[Figure collection entries]
--------------------

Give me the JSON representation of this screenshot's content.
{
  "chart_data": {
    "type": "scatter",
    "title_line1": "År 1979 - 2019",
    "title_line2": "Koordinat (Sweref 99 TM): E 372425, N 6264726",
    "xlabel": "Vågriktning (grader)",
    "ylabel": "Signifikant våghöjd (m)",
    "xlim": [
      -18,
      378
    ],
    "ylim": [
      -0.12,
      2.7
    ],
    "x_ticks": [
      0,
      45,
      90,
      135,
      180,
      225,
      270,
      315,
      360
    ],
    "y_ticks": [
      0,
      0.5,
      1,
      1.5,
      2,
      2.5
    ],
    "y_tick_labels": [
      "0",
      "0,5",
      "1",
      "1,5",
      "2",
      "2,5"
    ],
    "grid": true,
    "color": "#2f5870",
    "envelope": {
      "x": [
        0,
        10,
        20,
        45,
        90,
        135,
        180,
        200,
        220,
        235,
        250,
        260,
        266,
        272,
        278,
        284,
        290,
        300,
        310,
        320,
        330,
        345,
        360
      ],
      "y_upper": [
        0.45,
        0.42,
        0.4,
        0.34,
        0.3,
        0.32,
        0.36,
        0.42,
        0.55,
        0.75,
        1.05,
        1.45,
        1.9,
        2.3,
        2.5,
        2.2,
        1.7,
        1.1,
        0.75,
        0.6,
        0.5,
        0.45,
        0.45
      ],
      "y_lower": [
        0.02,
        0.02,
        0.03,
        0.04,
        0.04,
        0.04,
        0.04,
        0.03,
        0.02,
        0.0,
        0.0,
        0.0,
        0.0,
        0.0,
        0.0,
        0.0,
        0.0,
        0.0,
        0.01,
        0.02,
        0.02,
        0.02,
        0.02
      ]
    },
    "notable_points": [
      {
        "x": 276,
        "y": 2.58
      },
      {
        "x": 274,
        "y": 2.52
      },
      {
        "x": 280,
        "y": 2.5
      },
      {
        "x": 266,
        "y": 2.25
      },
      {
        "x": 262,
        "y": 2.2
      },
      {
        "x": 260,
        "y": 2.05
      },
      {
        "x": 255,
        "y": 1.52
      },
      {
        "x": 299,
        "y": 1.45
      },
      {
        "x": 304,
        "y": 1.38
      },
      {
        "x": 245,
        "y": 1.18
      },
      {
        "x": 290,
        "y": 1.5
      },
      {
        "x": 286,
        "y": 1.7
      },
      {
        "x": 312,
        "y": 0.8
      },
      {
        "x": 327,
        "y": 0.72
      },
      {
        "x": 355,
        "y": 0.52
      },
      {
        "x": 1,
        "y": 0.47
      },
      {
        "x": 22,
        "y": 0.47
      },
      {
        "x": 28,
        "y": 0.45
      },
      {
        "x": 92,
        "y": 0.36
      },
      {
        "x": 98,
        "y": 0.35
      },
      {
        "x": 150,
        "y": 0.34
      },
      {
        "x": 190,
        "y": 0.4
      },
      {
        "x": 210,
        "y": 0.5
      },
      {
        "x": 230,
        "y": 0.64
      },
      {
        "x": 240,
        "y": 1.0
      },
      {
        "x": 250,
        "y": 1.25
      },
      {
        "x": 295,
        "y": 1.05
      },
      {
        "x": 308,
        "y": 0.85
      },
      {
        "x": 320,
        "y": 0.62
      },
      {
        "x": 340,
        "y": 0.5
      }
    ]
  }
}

--------------------

* PROBLEM REQUIREMENTS:
Extract the data exactly as given.

* REPLY TO THE TASK:
Give me the JSON representation of this screenshot's content.
{
  "chart_data": {
    "type": "scatter",
    "title_line1": "År 1979 - 2019",
    "title_line2": "Koordinat (Sweref 99 TM): E 372425, N 6264726",
    "xlabel": "Vågriktning (grader)",
    "ylabel": "Signifikant våghöjd (m)",
    "xlim": [
      -18,
      378
    ],
    "ylim": [
      -0.12,
      2.7
    ],
    "x_ticks": [
      0,
      45,
      90,
      135,
      180,
      225,
      270,
      315,
      360
    ],
    "y_ticks": [
      0,
      0.5,
      1,
      1.5,
      2,
      2.5
    ],
    "y_tick_labels": [
      "0",
      "0,5",
      "1",
      "1,5",
      "2",
      "2,5"
    ],
    "grid": true,
    "color": "#2f5870",
    "envelope": {
      "x": [
        0,
        10,
        20,
        45,
        90,
        135,
        180,
        200,
        220,
        235,
        250,
        260,
        266,
        272,
        278,
        284,
        290,
        300,
        310,
        320,
        330,
        345,
        360
      ],
      "y_upper": [
        0.45,
        0.42,
        0.4,
        0.34,
        0.3,
        0.32,
        0.36,
        0.42,
        0.55,
        0.75,
        1.05,
        1.45,
        1.9,
        2.3,
        2.5,
        2.2,
        1.7,
        1.1,
        0.75,
        0.6,
        0.5,
        0.45,
        0.45
      ],
      "y_lower": [
        0.02,
        0.02,
        0.03,
        0.04,
        0.04,
        0.04,
        0.04,
        0.03,
        0.02,
        0.0,
        0.0,
        0.0,
        0.0,
        0.0,
        0.0,
        0.0,
        0.0,
        0.0,
        0.01,
        0.02,
        0.02,
        0.02,
        0.02
      ]
    },
    "notable_points": [
      {
        "x": 276,
        "y": 2.58
      },
      {
        "x": 274,
        "y": 2.52
      },
      {
        "x": 280,
        "y": 2.5
      },
      {
        "x": 266,
        "y": 2.25
      },
      {
        "x": 262,
        "y": 2.2
      },
      {
        "x": 260,
        "y": 2.05
      },
      {
        "x": 255,
        "y": 1.52
      },
      {
        "x": 299,
        "y": 1.45
      },
      {
        "x": 304,
        "y": 1.38
      },
      {
        "x": 245,
        "y": 1.18
      },
      {
        "x": 290,
        "y": 1.5
      },
      {
        "x": 286,
        "y": 1.7
      },
      {
        "x": 312,
        "y": 0.8
      },
      {
        "x": 327,
        "y": 0.72
      },
      {
        "x": 355,
        "y": 0.52
      },
      {
        "x": 1,
        "y": 0.47
      },
      {
        "x": 22,
        "y": 0.47
      },
      {
        "x": 28,
        "y": 0.45
      },
      {
        "x": 92,
        "y": 0.36
      },
      {
        "x": 98,
        "y": 0.35
      },
      {
        "x": 150,
        "y": 0.34
      },
      {
        "x": 190,
        "y": 0.4
      },
      {
        "x": 210,
        "y": 0.5
      },
      {
        "x": 230,
        "y": 0.64
      },
      {
        "x": 240,
        "y": 1.0
      },
      {
        "x": 250,
        "y": 1.25
      },
      {
        "x": 295,
        "y": 1.05
      },
      {
        "x": 308,
        "y": 0.85
      },
      {
        "x": 320,
        "y": 0.62
      },
      {
        "x": 340,
        "y": 0.5
      }
    ]
  }
}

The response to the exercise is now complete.